-- Start of SUPPLIED MATERIAL --

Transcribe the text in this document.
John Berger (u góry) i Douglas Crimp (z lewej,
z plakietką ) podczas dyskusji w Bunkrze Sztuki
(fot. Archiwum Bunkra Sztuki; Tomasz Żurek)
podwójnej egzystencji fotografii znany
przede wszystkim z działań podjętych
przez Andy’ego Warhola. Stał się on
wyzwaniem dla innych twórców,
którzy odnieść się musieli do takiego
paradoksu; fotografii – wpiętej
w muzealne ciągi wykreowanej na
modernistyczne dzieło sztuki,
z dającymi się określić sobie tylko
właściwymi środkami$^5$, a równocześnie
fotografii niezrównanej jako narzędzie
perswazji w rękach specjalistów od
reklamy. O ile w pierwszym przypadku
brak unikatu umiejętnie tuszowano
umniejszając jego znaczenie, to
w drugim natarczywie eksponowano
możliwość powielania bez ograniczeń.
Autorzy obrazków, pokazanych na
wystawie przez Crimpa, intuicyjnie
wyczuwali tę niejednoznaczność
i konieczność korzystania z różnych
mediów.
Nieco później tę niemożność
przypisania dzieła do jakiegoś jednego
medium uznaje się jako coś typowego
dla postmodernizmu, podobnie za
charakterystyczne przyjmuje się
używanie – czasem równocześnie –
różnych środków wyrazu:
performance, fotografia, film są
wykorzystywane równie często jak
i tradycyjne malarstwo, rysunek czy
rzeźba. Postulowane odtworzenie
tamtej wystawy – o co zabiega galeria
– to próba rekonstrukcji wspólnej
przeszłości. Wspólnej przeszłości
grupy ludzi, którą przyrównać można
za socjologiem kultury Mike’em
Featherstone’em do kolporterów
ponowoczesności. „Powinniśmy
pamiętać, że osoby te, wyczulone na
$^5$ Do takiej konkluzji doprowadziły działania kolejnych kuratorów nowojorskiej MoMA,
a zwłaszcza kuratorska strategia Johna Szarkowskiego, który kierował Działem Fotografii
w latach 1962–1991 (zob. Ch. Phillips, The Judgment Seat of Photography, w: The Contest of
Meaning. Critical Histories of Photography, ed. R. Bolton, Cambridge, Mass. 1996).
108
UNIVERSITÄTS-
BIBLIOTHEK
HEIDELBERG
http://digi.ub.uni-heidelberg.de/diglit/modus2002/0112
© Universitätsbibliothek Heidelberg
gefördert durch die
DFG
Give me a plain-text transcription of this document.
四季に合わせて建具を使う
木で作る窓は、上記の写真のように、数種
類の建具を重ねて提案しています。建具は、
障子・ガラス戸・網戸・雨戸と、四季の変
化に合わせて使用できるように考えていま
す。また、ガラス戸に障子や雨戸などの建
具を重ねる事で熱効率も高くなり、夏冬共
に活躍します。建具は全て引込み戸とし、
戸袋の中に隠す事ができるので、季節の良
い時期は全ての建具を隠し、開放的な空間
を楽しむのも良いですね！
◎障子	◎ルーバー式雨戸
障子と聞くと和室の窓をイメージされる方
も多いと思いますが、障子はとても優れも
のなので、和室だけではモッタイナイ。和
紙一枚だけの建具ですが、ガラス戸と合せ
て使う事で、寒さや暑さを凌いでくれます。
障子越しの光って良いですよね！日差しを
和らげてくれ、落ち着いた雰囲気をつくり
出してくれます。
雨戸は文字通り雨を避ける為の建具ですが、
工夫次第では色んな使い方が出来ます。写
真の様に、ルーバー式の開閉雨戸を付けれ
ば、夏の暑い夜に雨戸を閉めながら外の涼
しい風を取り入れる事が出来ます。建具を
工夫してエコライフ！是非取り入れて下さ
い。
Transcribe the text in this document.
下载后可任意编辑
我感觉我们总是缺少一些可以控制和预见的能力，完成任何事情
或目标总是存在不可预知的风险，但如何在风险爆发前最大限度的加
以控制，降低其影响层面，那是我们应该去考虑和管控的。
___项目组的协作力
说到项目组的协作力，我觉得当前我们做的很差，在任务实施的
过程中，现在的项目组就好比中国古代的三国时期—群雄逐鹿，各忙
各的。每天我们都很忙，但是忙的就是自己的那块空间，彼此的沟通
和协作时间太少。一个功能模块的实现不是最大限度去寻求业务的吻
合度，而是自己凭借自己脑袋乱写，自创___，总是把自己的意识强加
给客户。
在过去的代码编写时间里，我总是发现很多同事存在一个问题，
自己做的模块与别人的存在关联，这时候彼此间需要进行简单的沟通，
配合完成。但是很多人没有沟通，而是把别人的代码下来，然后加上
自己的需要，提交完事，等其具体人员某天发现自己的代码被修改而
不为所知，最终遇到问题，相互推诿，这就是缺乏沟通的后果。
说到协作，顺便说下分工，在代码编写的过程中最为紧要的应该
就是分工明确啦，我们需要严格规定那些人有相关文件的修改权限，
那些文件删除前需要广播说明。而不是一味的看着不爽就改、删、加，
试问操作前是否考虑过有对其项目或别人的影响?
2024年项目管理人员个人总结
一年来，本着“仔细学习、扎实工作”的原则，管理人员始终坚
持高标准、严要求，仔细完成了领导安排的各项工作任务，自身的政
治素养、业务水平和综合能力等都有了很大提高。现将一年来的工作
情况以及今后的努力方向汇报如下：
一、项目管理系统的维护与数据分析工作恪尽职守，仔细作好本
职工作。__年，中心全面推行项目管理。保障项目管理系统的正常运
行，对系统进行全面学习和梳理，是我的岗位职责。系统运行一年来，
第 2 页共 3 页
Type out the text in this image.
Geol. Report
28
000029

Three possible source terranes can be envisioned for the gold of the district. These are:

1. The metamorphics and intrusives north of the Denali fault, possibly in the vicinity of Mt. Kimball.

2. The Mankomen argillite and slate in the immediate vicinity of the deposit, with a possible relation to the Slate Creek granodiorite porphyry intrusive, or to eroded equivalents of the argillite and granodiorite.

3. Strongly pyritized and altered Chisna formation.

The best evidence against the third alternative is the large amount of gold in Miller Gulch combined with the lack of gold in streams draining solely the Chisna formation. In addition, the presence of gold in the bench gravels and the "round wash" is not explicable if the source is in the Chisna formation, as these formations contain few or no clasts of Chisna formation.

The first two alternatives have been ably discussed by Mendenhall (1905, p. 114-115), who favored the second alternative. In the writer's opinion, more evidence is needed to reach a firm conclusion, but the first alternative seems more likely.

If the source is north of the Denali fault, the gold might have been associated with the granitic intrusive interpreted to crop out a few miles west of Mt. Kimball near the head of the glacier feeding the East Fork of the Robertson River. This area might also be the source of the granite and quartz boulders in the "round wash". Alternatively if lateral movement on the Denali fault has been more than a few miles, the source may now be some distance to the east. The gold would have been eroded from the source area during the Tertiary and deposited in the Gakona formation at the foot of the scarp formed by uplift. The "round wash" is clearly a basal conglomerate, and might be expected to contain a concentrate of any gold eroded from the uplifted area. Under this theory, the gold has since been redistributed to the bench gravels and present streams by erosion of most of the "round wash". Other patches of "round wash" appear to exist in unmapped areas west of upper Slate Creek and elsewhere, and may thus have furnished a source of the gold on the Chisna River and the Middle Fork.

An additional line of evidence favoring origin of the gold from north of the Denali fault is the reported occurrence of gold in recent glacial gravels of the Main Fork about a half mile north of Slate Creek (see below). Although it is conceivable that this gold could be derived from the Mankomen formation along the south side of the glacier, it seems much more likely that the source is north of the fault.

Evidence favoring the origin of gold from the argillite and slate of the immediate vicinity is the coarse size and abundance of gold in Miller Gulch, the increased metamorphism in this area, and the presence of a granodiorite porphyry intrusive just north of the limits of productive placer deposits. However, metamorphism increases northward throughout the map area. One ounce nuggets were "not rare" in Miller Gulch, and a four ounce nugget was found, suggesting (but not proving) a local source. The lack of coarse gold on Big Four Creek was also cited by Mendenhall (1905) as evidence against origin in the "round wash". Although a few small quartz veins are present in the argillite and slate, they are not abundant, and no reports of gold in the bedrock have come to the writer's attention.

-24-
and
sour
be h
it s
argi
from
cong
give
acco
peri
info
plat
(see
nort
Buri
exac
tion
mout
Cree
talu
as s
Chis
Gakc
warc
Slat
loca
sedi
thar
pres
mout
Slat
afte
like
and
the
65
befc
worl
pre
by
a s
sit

-- End of SUPPLIED MATERIAL --

Using the entries above, return each line that includes the word "seems".

The first two alternatives have been ably discussed by Mendenhall (1905, p. 114-115), who favored the second alternative. In the writer's opinion, more evidence is needed to reach a firm conclusion, but the first alternative seems more likely.
An additional line of evidence favoring origin of the gold from north of the Denali fault is the reported occurrence of gold in recent glacial gravels of the Main Fork about a half mile north of Slate Creek (see below). Although it is conceivable that this gold could be derived from the Mankomen formation along the south side of the glacier, it seems much more likely that the source is north of the fault.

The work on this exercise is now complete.